Items
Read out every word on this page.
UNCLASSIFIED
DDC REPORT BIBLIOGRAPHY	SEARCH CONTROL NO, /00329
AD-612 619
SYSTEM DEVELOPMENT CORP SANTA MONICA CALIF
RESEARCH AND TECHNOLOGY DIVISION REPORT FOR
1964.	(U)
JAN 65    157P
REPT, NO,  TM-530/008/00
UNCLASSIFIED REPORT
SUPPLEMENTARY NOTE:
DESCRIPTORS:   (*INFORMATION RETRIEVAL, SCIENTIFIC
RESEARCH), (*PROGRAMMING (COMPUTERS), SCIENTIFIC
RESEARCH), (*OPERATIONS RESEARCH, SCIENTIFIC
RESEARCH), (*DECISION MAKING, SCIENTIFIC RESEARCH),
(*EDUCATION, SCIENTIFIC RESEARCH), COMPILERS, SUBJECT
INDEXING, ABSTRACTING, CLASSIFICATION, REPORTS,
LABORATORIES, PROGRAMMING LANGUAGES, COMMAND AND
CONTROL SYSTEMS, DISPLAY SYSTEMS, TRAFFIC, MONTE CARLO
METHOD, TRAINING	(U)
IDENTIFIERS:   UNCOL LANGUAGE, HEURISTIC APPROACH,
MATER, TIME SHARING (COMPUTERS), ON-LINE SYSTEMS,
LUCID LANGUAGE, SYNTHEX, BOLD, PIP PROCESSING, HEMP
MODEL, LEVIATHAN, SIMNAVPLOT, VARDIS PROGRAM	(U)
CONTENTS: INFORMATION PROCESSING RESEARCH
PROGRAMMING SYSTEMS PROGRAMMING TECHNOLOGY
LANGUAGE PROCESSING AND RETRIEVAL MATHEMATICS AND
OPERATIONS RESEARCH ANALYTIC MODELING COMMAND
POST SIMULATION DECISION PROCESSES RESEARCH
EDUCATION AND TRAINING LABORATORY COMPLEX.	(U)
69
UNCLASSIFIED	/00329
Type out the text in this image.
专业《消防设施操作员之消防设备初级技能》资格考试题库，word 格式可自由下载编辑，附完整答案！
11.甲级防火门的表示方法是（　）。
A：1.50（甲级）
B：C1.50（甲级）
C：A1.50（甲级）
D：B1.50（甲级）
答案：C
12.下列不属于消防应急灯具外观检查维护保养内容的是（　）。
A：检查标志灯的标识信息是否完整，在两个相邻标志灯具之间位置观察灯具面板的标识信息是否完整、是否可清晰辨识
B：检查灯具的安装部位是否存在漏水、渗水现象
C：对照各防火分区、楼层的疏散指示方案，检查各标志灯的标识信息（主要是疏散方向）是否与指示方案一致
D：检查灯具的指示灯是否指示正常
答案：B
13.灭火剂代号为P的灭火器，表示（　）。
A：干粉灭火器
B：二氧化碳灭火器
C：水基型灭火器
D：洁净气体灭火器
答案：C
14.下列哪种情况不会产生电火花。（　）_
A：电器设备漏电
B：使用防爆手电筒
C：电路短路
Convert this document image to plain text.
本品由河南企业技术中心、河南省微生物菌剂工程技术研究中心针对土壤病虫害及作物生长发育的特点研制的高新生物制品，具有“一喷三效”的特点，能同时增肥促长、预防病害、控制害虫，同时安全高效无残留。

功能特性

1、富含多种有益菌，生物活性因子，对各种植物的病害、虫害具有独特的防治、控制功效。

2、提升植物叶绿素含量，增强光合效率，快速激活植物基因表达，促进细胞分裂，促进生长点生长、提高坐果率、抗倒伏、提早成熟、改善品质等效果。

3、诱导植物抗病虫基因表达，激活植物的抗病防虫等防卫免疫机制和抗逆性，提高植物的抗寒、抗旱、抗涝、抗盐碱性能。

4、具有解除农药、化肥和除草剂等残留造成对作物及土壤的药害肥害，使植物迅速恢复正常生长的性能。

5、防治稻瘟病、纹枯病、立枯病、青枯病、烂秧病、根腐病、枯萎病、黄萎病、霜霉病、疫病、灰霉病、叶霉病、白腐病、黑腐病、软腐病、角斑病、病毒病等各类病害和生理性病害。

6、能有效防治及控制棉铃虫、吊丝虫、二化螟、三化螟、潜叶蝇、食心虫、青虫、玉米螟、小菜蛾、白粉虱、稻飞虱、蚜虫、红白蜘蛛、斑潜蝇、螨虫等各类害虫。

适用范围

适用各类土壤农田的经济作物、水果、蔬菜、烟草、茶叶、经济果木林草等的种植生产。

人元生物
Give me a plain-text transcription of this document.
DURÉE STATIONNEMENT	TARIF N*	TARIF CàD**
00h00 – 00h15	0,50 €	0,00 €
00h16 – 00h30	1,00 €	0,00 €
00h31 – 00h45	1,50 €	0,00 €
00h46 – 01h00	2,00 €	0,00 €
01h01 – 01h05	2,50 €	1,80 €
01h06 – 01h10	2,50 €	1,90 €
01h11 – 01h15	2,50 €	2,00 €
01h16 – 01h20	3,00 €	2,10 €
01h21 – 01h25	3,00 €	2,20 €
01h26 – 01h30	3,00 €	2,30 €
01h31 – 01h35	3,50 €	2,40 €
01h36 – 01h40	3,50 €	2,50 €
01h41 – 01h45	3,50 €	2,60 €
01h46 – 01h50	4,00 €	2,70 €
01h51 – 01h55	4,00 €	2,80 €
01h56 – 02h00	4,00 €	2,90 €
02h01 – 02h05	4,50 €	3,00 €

To be done
Every line from the one holding "Type out the text in this image." through the final line of the listing must be echoed exactly; leave out all other lines.

Output for this exercise
Type out the text in this image.
专业《消防设施操作员之消防设备初级技能》资格考试题库，word 格式可自由下载编辑，附完整答案！
11.甲级防火门的表示方法是（　）。
A：1.50（甲级）
B：C1.50（甲级）
C：A1.50（甲级）
D：B1.50（甲级）
答案：C
12.下列不属于消防应急灯具外观检查维护保养内容的是（　）。
A：检查标志灯的标识信息是否完整，在两个相邻标志灯具之间位置观察灯具面板的标识信息是否完整、是否可清晰辨识
B：检查灯具的安装部位是否存在漏水、渗水现象
C：对照各防火分区、楼层的疏散指示方案，检查各标志灯的标识信息（主要是疏散方向）是否与指示方案一致
D：检查灯具的指示灯是否指示正常
答案：B
13.灭火剂代号为P的灭火器，表示（　）。
A：干粉灭火器
B：二氧化碳灭火器
C：水基型灭火器
D：洁净气体灭火器
答案：C
14.下列哪种情况不会产生电火花。（　）_
A：电器设备漏电
B：使用防爆手电筒
C：电路短路
Convert this document image to plain text.
本品由河南企业技术中心、河南省微生物菌剂工程技术研究中心针对土壤病虫害及作物生长发育的特点研制的高新生物制品，具有“一喷三效”的特点，能同时增肥促长、预防病害、控制害虫，同时安全高效无残留。

功能特性

1、富含多种有益菌，生物活性因子，对各种植物的病害、虫害具有独特的防治、控制功效。

2、提升植物叶绿素含量，增强光合效率，快速激活植物基因表达，促进细胞分裂，促进生长点生长、提高坐果率、抗倒伏、提早成熟、改善品质等效果。

3、诱导植物抗病虫基因表达，激活植物的抗病防虫等防卫免疫机制和抗逆性，提高植物的抗寒、抗旱、抗涝、抗盐碱性能。

4、具有解除农药、化肥和除草剂等残留造成对作物及土壤的药害肥害，使植物迅速恢复正常生长的性能。

5、防治稻瘟病、纹枯病、立枯病、青枯病、烂秧病、根腐病、枯萎病、黄萎病、霜霉病、疫病、灰霉病、叶霉病、白腐病、黑腐病、软腐病、角斑病、病毒病等各类病害和生理性病害。

6、能有效防治及控制棉铃虫、吊丝虫、二化螟、三化螟、潜叶蝇、食心虫、青虫、玉米螟、小菜蛾、白粉虱、稻飞虱、蚜虫、红白蜘蛛、斑潜蝇、螨虫等各类害虫。

适用范围

适用各类土壤农田的经济作物、水果、蔬菜、烟草、茶叶、经济果木林草等的种植生产。

人元生物
Give me a plain-text transcription of this document.
DURÉE STATIONNEMENT	TARIF N*	TARIF CàD**
00h00 – 00h15	0,50 €	0,00 €
00h16 – 00h30	1,00 €	0,00 €
00h31 – 00h45	1,50 €	0,00 €
00h46 – 01h00	2,00 €	0,00 €
01h01 – 01h05	2,50 €	1,80 €
01h06 – 01h10	2,50 €	1,90 €
01h11 – 01h15	2,50 €	2,00 €
01h16 – 01h20	3,00 €	2,10 €
01h21 – 01h25	3,00 €	2,20 €
01h26 – 01h30	3,00 €	2,30 €
01h31 – 01h35	3,50 €	2,40 €
01h36 – 01h40	3,50 €	2,50 €
01h41 – 01h45	3,50 €	2,60 €
01h46 – 01h50	4,00 €	2,70 €
01h51 – 01h55	4,00 €	2,80 €
01h56 – 02h00	4,00 €	2,90 €
02h01 – 02h05	4,50 €	3,00 €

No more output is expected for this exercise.